§ REQUIREMENTS
Would you quote every entry exactly, dropping only the pictures?

# ENTRIES SHOWN start

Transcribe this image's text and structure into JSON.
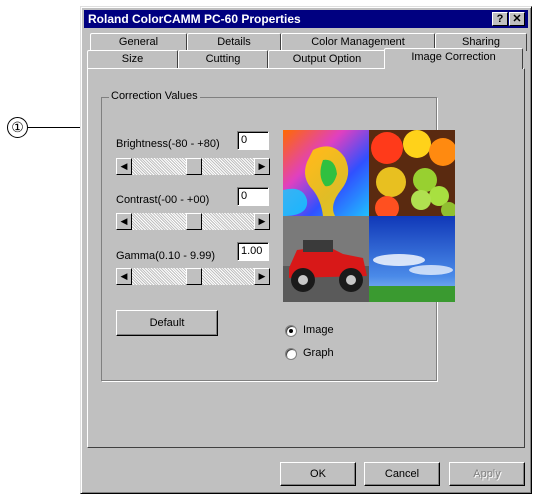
{
  "callout": {
    "number": "①"
  },
  "window": {
    "title": "Roland ColorCAMM PC-60 Properties",
    "help_button": "?",
    "close_button": "✕"
  },
  "tabs": {
    "row1": [
      "General",
      "Details",
      "Color Management",
      "Sharing"
    ],
    "row2": [
      "Size",
      "Cutting",
      "Output Option",
      "Image Correction"
    ],
    "active": "Image Correction"
  },
  "correction": {
    "group_label": "Correction Values",
    "brightness": {
      "label": "Brightness(-80 - +80)",
      "value": "0"
    },
    "contrast": {
      "label": "Contrast(-00 - +00)",
      "value": "0"
    },
    "gamma": {
      "label": "Gamma(0.10 - 9.99)",
      "value": "1.00"
    },
    "default_button": "Default"
  },
  "preview_mode": {
    "options": [
      "Image",
      "Graph"
    ],
    "selected": "Image"
  },
  "footer": {
    "ok": "OK",
    "cancel": "Cancel",
    "apply": "Apply"
  },
  "icons": {
    "left_arrow": "◀",
    "right_arrow": "▶"
  }
}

# ENTRIES SHOWN end

§ OUTPUT OF THE EXERCISE
Transcribe this image's text and structure into JSON.
{
  "callout": {
    "number": "①"
  },
  "window": {
    "title": "Roland ColorCAMM PC-60 Properties",
    "help_button": "?",
    "close_button": "✕"
  },
  "tabs": {
    "row1": [
      "General",
      "Details",
      "Color Management",
      "Sharing"
    ],
    "row2": [
      "Size",
      "Cutting",
      "Output Option",
      "Image Correction"
    ],
    "active": "Image Correction"
  },
  "correction": {
    "group_label": "Correction Values",
    "brightness": {
      "label": "Brightness(-80 - +80)",
      "value": "0"
    },
    "contrast": {
      "label": "Contrast(-00 - +00)",
      "value": "0"
    },
    "gamma": {
      "label": "Gamma(0.10 - 9.99)",
      "value": "1.00"
    },
    "default_button": "Default"
  },
  "preview_mode": {
    "options": [
      "Image",
      "Graph"
    ],
    "selected": "Image"
  },
  "footer": {
    "ok": "OK",
    "cancel": "Cancel",
    "apply": "Apply"
  },
  "icons": {
    "left_arrow": "◀",
    "right_arrow": "▶"
  }
}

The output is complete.